• STATED GOAL
Output all the material that follows, exactly as given.

■ ■ ■ ■

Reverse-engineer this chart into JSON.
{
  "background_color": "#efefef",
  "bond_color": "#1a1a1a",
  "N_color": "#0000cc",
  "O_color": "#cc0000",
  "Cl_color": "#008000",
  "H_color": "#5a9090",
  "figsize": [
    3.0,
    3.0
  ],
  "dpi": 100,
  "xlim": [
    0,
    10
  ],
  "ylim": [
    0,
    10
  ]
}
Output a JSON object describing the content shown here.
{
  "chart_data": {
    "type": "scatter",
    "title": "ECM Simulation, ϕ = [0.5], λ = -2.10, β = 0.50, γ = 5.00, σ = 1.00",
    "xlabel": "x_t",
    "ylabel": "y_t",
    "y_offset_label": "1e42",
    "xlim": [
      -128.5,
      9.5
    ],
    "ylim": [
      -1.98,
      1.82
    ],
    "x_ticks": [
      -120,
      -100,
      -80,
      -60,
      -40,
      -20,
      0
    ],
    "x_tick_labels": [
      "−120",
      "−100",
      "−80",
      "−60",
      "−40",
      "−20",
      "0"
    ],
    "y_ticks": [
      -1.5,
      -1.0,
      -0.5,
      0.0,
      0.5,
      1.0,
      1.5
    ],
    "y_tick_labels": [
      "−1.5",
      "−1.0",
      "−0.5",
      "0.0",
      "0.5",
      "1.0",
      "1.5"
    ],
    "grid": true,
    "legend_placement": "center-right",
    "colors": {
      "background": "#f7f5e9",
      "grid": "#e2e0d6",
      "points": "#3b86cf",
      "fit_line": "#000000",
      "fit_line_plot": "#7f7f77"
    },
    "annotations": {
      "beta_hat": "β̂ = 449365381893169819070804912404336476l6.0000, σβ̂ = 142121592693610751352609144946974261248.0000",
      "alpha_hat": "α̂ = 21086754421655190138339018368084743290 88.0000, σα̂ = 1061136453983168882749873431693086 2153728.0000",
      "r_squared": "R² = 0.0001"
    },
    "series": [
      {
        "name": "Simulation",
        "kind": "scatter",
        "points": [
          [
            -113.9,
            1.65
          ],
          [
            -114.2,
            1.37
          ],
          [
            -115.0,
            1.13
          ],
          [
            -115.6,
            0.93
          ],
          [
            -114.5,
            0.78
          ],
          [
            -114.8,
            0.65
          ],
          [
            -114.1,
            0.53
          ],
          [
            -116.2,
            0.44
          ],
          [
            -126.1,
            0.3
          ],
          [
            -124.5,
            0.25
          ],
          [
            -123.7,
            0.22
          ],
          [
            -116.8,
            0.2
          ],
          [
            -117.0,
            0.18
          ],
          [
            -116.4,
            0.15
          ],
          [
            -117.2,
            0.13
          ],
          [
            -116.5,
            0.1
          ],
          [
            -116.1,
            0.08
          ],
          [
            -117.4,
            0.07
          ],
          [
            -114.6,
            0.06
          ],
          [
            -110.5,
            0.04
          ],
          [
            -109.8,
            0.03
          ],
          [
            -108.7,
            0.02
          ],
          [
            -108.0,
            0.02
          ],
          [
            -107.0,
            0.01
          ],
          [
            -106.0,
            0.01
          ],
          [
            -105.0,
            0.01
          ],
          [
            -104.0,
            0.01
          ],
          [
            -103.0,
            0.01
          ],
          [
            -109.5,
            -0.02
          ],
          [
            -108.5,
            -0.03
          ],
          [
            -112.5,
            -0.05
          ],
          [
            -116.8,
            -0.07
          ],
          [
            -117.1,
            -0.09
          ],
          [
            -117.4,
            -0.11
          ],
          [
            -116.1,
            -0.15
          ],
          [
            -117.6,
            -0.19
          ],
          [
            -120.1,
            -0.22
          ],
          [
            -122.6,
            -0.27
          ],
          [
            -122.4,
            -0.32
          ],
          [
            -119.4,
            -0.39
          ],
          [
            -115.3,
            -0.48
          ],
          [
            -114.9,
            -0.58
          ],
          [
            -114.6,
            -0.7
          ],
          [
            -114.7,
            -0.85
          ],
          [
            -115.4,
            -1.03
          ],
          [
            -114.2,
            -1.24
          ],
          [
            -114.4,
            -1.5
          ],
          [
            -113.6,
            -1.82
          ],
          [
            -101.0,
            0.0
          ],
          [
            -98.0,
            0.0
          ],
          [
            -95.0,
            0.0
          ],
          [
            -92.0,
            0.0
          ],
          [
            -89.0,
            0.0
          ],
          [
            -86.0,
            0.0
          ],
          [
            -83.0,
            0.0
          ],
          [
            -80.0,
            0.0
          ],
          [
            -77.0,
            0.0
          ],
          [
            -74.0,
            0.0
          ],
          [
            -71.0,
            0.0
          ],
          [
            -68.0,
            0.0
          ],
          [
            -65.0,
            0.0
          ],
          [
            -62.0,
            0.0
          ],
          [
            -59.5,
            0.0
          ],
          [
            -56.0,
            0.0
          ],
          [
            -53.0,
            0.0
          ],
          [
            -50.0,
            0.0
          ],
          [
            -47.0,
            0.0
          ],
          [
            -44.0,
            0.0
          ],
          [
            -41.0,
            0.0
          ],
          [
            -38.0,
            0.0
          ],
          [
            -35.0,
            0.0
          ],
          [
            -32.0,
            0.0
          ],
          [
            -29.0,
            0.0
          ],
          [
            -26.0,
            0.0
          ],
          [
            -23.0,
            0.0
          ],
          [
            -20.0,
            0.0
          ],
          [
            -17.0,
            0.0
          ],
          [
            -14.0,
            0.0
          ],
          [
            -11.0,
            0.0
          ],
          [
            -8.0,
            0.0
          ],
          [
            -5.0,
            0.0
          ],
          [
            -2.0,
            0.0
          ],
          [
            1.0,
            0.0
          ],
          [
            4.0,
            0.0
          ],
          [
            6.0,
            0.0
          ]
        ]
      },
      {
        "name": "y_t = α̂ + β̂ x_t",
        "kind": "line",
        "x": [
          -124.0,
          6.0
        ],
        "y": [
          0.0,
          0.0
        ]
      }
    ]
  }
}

■ ■ ■ ■

• WRITTEN REPLY
Reverse-engineer this chart into JSON.
{
  "background_color": "#efefef",
  "bond_color": "#1a1a1a",
  "N_color": "#0000cc",
  "O_color": "#cc0000",
  "Cl_color": "#008000",
  "H_color": "#5a9090",
  "figsize": [
    3.0,
    3.0
  ],
  "dpi": 100,
  "xlim": [
    0,
    10
  ],
  "ylim": [
    0,
    10
  ]
}
Output a JSON object describing the content shown here.
{
  "chart_data": {
    "type": "scatter",
    "title": "ECM Simulation, ϕ = [0.5], λ = -2.10, β = 0.50, γ = 5.00, σ = 1.00",
    "xlabel": "x_t",
    "ylabel": "y_t",
    "y_offset_label": "1e42",
    "xlim": [
      -128.5,
      9.5
    ],
    "ylim": [
      -1.98,
      1.82
    ],
    "x_ticks": [
      -120,
      -100,
      -80,
      -60,
      -40,
      -20,
      0
    ],
    "x_tick_labels": [
      "−120",
      "−100",
      "−80",
      "−60",
      "−40",
      "−20",
      "0"
    ],
    "y_ticks": [
      -1.5,
      -1.0,
      -0.5,
      0.0,
      0.5,
      1.0,
      1.5
    ],
    "y_tick_labels": [
      "−1.5",
      "−1.0",
      "−0.5",
      "0.0",
      "0.5",
      "1.0",
      "1.5"
    ],
    "grid": true,
    "legend_placement": "center-right",
    "colors": {
      "background": "#f7f5e9",
      "grid": "#e2e0d6",
      "points": "#3b86cf",
      "fit_line": "#000000",
      "fit_line_plot": "#7f7f77"
    },
    "annotations": {
      "beta_hat": "β̂ = 449365381893169819070804912404336476l6.0000, σβ̂ = 142121592693610751352609144946974261248.0000",
      "alpha_hat": "α̂ = 21086754421655190138339018368084743290 88.0000, σα̂ = 1061136453983168882749873431693086 2153728.0000",
      "r_squared": "R² = 0.0001"
    },
    "series": [
      {
        "name": "Simulation",
        "kind": "scatter",
        "points": [
          [
            -113.9,
            1.65
          ],
          [
            -114.2,
            1.37
          ],
          [
            -115.0,
            1.13
          ],
          [
            -115.6,
            0.93
          ],
          [
            -114.5,
            0.78
          ],
          [
            -114.8,
            0.65
          ],
          [
            -114.1,
            0.53
          ],
          [
            -116.2,
            0.44
          ],
          [
            -126.1,
            0.3
          ],
          [
            -124.5,
            0.25
          ],
          [
            -123.7,
            0.22
          ],
          [
            -116.8,
            0.2
          ],
          [
            -117.0,
            0.18
          ],
          [
            -116.4,
            0.15
          ],
          [
            -117.2,
            0.13
          ],
          [
            -116.5,
            0.1
          ],
          [
            -116.1,
            0.08
          ],
          [
            -117.4,
            0.07
          ],
          [
            -114.6,
            0.06
          ],
          [
            -110.5,
            0.04
          ],
          [
            -109.8,
            0.03
          ],
          [
            -108.7,
            0.02
          ],
          [
            -108.0,
            0.02
          ],
          [
            -107.0,
            0.01
          ],
          [
            -106.0,
            0.01
          ],
          [
            -105.0,
            0.01
          ],
          [
            -104.0,
            0.01
          ],
          [
            -103.0,
            0.01
          ],
          [
            -109.5,
            -0.02
          ],
          [
            -108.5,
            -0.03
          ],
          [
            -112.5,
            -0.05
          ],
          [
            -116.8,
            -0.07
          ],
          [
            -117.1,
            -0.09
          ],
          [
            -117.4,
            -0.11
          ],
          [
            -116.1,
            -0.15
          ],
          [
            -117.6,
            -0.19
          ],
          [
            -120.1,
            -0.22
          ],
          [
            -122.6,
            -0.27
          ],
          [
            -122.4,
            -0.32
          ],
          [
            -119.4,
            -0.39
          ],
          [
            -115.3,
            -0.48
          ],
          [
            -114.9,
            -0.58
          ],
          [
            -114.6,
            -0.7
          ],
          [
            -114.7,
            -0.85
          ],
          [
            -115.4,
            -1.03
          ],
          [
            -114.2,
            -1.24
          ],
          [
            -114.4,
            -1.5
          ],
          [
            -113.6,
            -1.82
          ],
          [
            -101.0,
            0.0
          ],
          [
            -98.0,
            0.0
          ],
          [
            -95.0,
            0.0
          ],
          [
            -92.0,
            0.0
          ],
          [
            -89.0,
            0.0
          ],
          [
            -86.0,
            0.0
          ],
          [
            -83.0,
            0.0
          ],
          [
            -80.0,
            0.0
          ],
          [
            -77.0,
            0.0
          ],
          [
            -74.0,
            0.0
          ],
          [
            -71.0,
            0.0
          ],
          [
            -68.0,
            0.0
          ],
          [
            -65.0,
            0.0
          ],
          [
            -62.0,
            0.0
          ],
          [
            -59.5,
            0.0
          ],
          [
            -56.0,
            0.0
          ],
          [
            -53.0,
            0.0
          ],
          [
            -50.0,
            0.0
          ],
          [
            -47.0,
            0.0
          ],
          [
            -44.0,
            0.0
          ],
          [
            -41.0,
            0.0
          ],
          [
            -38.0,
            0.0
          ],
          [
            -35.0,
            0.0
          ],
          [
            -32.0,
            0.0
          ],
          [
            -29.0,
            0.0
          ],
          [
            -26.0,
            0.0
          ],
          [
            -23.0,
            0.0
          ],
          [
            -20.0,
            0.0
          ],
          [
            -17.0,
            0.0
          ],
          [
            -14.0,
            0.0
          ],
          [
            -11.0,
            0.0
          ],
          [
            -8.0,
            0.0
          ],
          [
            -5.0,
            0.0
          ],
          [
            -2.0,
            0.0
          ],
          [
            1.0,
            0.0
          ],
          [
            4.0,
            0.0
          ],
          [
            6.0,
            0.0
          ]
        ]
      },
      {
        "name": "y_t = α̂ + β̂ x_t",
        "kind": "line",
        "x": [
          -124.0,
          6.0
        ],
        "y": [
          0.0,
          0.0
        ]
      }
    ]
  }
}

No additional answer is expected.